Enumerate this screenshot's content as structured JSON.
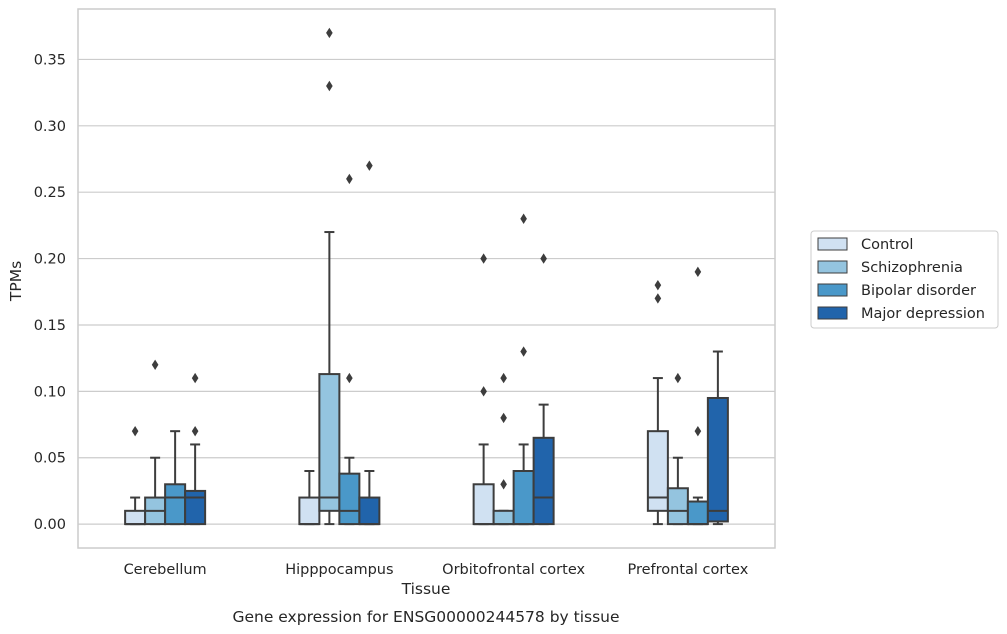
{
  "caption": "Gene expression for ENSG00000244578 by tissue",
  "colors": {
    "grid": "#cccccc",
    "frame": "#cccccc",
    "box_edge": "#3d3d3d",
    "Control": "#d0e1f2",
    "Schizophrenia": "#94c4df",
    "Bipolar disorder": "#4a98c9",
    "Major depression": "#2164ab"
  },
  "chart_data": {
    "type": "box",
    "xlabel": "Tissue",
    "ylabel": "TPMs",
    "ylim": [
      -0.018,
      0.388
    ],
    "yticks": [
      0.0,
      0.05,
      0.1,
      0.15,
      0.2,
      0.25,
      0.3,
      0.35
    ],
    "ytick_labels": [
      "0.00",
      "0.05",
      "0.10",
      "0.15",
      "0.20",
      "0.25",
      "0.30",
      "0.35"
    ],
    "grid": "horizontal",
    "legend_position": "right",
    "categories": [
      "Cerebellum",
      "Hipppocampus",
      "Orbitofrontal cortex",
      "Prefrontal cortex"
    ],
    "series": [
      {
        "name": "Control",
        "boxes": [
          {
            "whislo": 0.0,
            "q1": 0.0,
            "med": 0.0,
            "q3": 0.01,
            "whishi": 0.02,
            "fliers": [
              0.07
            ]
          },
          {
            "whislo": 0.0,
            "q1": 0.0,
            "med": 0.0,
            "q3": 0.02,
            "whishi": 0.04,
            "fliers": []
          },
          {
            "whislo": 0.0,
            "q1": 0.0,
            "med": 0.0,
            "q3": 0.03,
            "whishi": 0.06,
            "fliers": [
              0.1,
              0.2
            ]
          },
          {
            "whislo": 0.0,
            "q1": 0.01,
            "med": 0.02,
            "q3": 0.07,
            "whishi": 0.11,
            "fliers": [
              0.17,
              0.18
            ]
          }
        ]
      },
      {
        "name": "Schizophrenia",
        "boxes": [
          {
            "whislo": 0.0,
            "q1": 0.0,
            "med": 0.01,
            "q3": 0.02,
            "whishi": 0.05,
            "fliers": [
              0.12
            ]
          },
          {
            "whislo": 0.0,
            "q1": 0.01,
            "med": 0.02,
            "q3": 0.113,
            "whishi": 0.22,
            "fliers": [
              0.33,
              0.37
            ]
          },
          {
            "whislo": 0.0,
            "q1": 0.0,
            "med": 0.0,
            "q3": 0.01,
            "whishi": 0.01,
            "fliers": [
              0.03,
              0.08,
              0.11
            ]
          },
          {
            "whislo": 0.0,
            "q1": 0.0,
            "med": 0.01,
            "q3": 0.027,
            "whishi": 0.05,
            "fliers": [
              0.11
            ]
          }
        ]
      },
      {
        "name": "Bipolar disorder",
        "boxes": [
          {
            "whislo": 0.0,
            "q1": 0.0,
            "med": 0.02,
            "q3": 0.03,
            "whishi": 0.07,
            "fliers": []
          },
          {
            "whislo": 0.0,
            "q1": 0.0,
            "med": 0.01,
            "q3": 0.038,
            "whishi": 0.05,
            "fliers": [
              0.11,
              0.26
            ]
          },
          {
            "whislo": 0.0,
            "q1": 0.0,
            "med": 0.0,
            "q3": 0.04,
            "whishi": 0.06,
            "fliers": [
              0.13,
              0.23
            ]
          },
          {
            "whislo": 0.0,
            "q1": 0.0,
            "med": 0.0,
            "q3": 0.017,
            "whishi": 0.02,
            "fliers": [
              0.07,
              0.19
            ]
          }
        ]
      },
      {
        "name": "Major depression",
        "boxes": [
          {
            "whislo": 0.0,
            "q1": 0.0,
            "med": 0.02,
            "q3": 0.025,
            "whishi": 0.06,
            "fliers": [
              0.07,
              0.11
            ]
          },
          {
            "whislo": 0.0,
            "q1": 0.0,
            "med": 0.0,
            "q3": 0.02,
            "whishi": 0.04,
            "fliers": [
              0.27
            ]
          },
          {
            "whislo": 0.0,
            "q1": 0.0,
            "med": 0.02,
            "q3": 0.065,
            "whishi": 0.09,
            "fliers": [
              0.2
            ]
          },
          {
            "whislo": 0.0,
            "q1": 0.002,
            "med": 0.01,
            "q3": 0.095,
            "whishi": 0.13,
            "fliers": []
          }
        ]
      }
    ]
  }
}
######
• [Task description]
Copy out all the records exactly, excluding pictures.

• [Problem solution]
Enumerate this screenshot's content as structured JSON.
{
  "caption": "Gene expression for ENSG00000244578 by tissue",
  "colors": {
    "grid": "#cccccc",
    "frame": "#cccccc",
    "box_edge": "#3d3d3d",
    "Control": "#d0e1f2",
    "Schizophrenia": "#94c4df",
    "Bipolar disorder": "#4a98c9",
    "Major depression": "#2164ab"
  },
  "chart_data": {
    "type": "box",
    "xlabel": "Tissue",
    "ylabel": "TPMs",
    "ylim": [
      -0.018,
      0.388
    ],
    "yticks": [
      0.0,
      0.05,
      0.1,
      0.15,
      0.2,
      0.25,
      0.3,
      0.35
    ],
    "ytick_labels": [
      "0.00",
      "0.05",
      "0.10",
      "0.15",
      "0.20",
      "0.25",
      "0.30",
      "0.35"
    ],
    "grid": "horizontal",
    "legend_position": "right",
    "categories": [
      "Cerebellum",
      "Hipppocampus",
      "Orbitofrontal cortex",
      "Prefrontal cortex"
    ],
    "series": [
      {
        "name": "Control",
        "boxes": [
          {
            "whislo": 0.0,
            "q1": 0.0,
            "med": 0.0,
            "q3": 0.01,
            "whishi": 0.02,
            "fliers": [
              0.07
            ]
          },
          {
            "whislo": 0.0,
            "q1": 0.0,
            "med": 0.0,
            "q3": 0.02,
            "whishi": 0.04,
            "fliers": []
          },
          {
            "whislo": 0.0,
            "q1": 0.0,
            "med": 0.0,
            "q3": 0.03,
            "whishi": 0.06,
            "fliers": [
              0.1,
              0.2
            ]
          },
          {
            "whislo": 0.0,
            "q1": 0.01,
            "med": 0.02,
            "q3": 0.07,
            "whishi": 0.11,
            "fliers": [
              0.17,
              0.18
            ]
          }
        ]
      },
      {
        "name": "Schizophrenia",
        "boxes": [
          {
            "whislo": 0.0,
            "q1": 0.0,
            "med": 0.01,
            "q3": 0.02,
            "whishi": 0.05,
            "fliers": [
              0.12
            ]
          },
          {
            "whislo": 0.0,
            "q1": 0.01,
            "med": 0.02,
            "q3": 0.113,
            "whishi": 0.22,
            "fliers": [
              0.33,
              0.37
            ]
          },
          {
            "whislo": 0.0,
            "q1": 0.0,
            "med": 0.0,
            "q3": 0.01,
            "whishi": 0.01,
            "fliers": [
              0.03,
              0.08,
              0.11
            ]
          },
          {
            "whislo": 0.0,
            "q1": 0.0,
            "med": 0.01,
            "q3": 0.027,
            "whishi": 0.05,
            "fliers": [
              0.11
            ]
          }
        ]
      },
      {
        "name": "Bipolar disorder",
        "boxes": [
          {
            "whislo": 0.0,
            "q1": 0.0,
            "med": 0.02,
            "q3": 0.03,
            "whishi": 0.07,
            "fliers": []
          },
          {
            "whislo": 0.0,
            "q1": 0.0,
            "med": 0.01,
            "q3": 0.038,
            "whishi": 0.05,
            "fliers": [
              0.11,
              0.26
            ]
          },
          {
            "whislo": 0.0,
            "q1": 0.0,
            "med": 0.0,
            "q3": 0.04,
            "whishi": 0.06,
            "fliers": [
              0.13,
              0.23
            ]
          },
          {
            "whislo": 0.0,
            "q1": 0.0,
            "med": 0.0,
            "q3": 0.017,
            "whishi": 0.02,
            "fliers": [
              0.07,
              0.19
            ]
          }
        ]
      },
      {
        "name": "Major depression",
        "boxes": [
          {
            "whislo": 0.0,
            "q1": 0.0,
            "med": 0.02,
            "q3": 0.025,
            "whishi": 0.06,
            "fliers": [
              0.07,
              0.11
            ]
          },
          {
            "whislo": 0.0,
            "q1": 0.0,
            "med": 0.0,
            "q3": 0.02,
            "whishi": 0.04,
            "fliers": [
              0.27
            ]
          },
          {
            "whislo": 0.0,
            "q1": 0.0,
            "med": 0.02,
            "q3": 0.065,
            "whishi": 0.09,
            "fliers": [
              0.2
            ]
          },
          {
            "whislo": 0.0,
            "q1": 0.002,
            "med": 0.01,
            "q3": 0.095,
            "whishi": 0.13,
            "fliers": []
          }
        ]
      }
    ]
  }
}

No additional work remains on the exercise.